**The exercise:**
Count the lines below that contain the word "delta". Give only the number.

○ ○ ○ ○ ○

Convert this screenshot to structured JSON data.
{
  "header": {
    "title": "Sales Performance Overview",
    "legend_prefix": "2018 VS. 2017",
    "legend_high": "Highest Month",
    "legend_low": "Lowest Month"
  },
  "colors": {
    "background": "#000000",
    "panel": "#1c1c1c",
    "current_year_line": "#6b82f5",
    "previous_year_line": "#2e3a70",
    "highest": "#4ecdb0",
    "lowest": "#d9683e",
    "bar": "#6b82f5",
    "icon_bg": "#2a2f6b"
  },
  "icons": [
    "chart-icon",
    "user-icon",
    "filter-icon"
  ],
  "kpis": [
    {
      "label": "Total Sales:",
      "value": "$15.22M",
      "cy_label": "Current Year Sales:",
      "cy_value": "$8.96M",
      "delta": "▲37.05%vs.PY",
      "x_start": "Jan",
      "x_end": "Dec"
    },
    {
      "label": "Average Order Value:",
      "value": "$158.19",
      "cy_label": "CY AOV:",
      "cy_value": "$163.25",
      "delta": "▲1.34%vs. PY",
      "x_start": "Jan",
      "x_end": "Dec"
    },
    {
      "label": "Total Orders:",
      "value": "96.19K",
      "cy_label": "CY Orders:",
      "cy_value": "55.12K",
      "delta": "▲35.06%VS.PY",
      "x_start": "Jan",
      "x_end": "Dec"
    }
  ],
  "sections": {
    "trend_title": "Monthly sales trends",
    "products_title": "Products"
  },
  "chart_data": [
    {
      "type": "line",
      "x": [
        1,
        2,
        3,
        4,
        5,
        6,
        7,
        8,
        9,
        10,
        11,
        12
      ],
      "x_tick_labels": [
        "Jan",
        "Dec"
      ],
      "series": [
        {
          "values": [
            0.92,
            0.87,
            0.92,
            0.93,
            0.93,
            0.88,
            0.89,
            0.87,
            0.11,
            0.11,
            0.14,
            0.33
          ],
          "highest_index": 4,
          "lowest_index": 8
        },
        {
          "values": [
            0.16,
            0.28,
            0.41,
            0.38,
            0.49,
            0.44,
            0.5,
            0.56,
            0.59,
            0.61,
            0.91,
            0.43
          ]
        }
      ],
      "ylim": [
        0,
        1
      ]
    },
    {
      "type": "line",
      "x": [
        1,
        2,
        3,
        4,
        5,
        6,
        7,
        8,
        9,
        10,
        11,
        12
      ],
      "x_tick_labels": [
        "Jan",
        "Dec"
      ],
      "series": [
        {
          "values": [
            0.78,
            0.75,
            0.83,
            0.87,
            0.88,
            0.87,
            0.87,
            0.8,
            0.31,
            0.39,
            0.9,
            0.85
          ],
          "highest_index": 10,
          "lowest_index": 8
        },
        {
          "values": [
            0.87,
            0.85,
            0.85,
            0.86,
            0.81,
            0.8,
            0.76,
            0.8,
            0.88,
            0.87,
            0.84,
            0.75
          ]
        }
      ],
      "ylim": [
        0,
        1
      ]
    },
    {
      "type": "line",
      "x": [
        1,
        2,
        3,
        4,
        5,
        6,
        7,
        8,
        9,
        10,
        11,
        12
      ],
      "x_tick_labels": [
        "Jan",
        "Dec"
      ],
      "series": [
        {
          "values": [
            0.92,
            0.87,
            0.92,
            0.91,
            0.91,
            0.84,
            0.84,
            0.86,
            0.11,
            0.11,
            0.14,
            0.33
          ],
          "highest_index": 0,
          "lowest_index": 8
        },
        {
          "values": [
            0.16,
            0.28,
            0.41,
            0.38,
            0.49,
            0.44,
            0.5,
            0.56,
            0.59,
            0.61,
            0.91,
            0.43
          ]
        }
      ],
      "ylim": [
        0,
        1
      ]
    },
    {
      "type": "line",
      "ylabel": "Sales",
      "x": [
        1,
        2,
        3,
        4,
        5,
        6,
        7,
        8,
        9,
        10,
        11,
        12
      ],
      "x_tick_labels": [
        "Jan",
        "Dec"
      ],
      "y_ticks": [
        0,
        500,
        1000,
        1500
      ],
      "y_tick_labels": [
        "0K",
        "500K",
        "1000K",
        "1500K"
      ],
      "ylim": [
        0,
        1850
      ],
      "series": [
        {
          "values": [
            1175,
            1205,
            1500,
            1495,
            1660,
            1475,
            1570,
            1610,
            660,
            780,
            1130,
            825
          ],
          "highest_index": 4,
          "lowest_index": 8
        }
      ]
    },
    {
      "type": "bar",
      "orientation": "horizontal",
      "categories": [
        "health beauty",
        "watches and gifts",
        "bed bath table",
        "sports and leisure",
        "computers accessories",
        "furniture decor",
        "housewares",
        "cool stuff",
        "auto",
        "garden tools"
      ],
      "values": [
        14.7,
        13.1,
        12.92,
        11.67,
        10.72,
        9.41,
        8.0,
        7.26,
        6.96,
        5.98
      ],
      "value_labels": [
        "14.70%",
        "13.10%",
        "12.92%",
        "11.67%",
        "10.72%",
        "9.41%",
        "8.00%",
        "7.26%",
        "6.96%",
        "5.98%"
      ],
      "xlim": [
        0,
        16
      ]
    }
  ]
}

○ ○ ○ ○ ○

**Response to this exercise:**
3